Saved entries

┌────────

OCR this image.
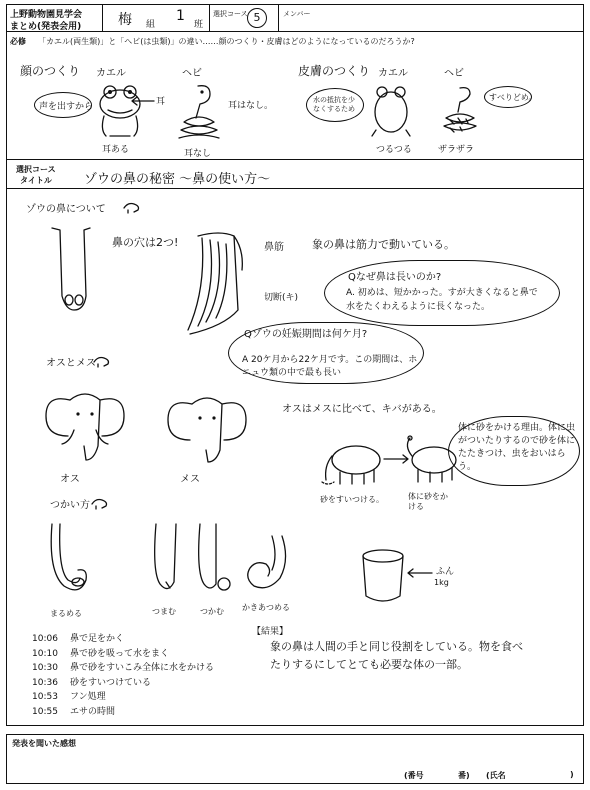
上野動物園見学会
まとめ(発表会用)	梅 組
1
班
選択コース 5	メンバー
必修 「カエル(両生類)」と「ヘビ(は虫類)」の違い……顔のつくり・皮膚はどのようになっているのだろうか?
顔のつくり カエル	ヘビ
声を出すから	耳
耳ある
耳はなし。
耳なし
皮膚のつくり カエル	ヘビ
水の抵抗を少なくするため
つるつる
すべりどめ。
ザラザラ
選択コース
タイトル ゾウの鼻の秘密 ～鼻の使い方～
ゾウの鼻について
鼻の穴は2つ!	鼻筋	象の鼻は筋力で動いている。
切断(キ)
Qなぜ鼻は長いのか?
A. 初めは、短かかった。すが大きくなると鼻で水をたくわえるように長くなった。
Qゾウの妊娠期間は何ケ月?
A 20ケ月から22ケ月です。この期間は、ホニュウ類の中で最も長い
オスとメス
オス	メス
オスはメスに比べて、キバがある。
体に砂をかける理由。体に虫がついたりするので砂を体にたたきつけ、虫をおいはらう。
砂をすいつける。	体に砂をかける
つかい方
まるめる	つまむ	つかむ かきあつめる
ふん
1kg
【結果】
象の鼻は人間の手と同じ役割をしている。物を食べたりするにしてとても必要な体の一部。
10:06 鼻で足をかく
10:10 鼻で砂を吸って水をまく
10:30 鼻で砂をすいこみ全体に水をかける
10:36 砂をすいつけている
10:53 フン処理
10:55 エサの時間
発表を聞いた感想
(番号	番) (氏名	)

└────────

Task prompt
Provide the number of lines containing the string "顔のつくり", with no other output.

Worked solution
2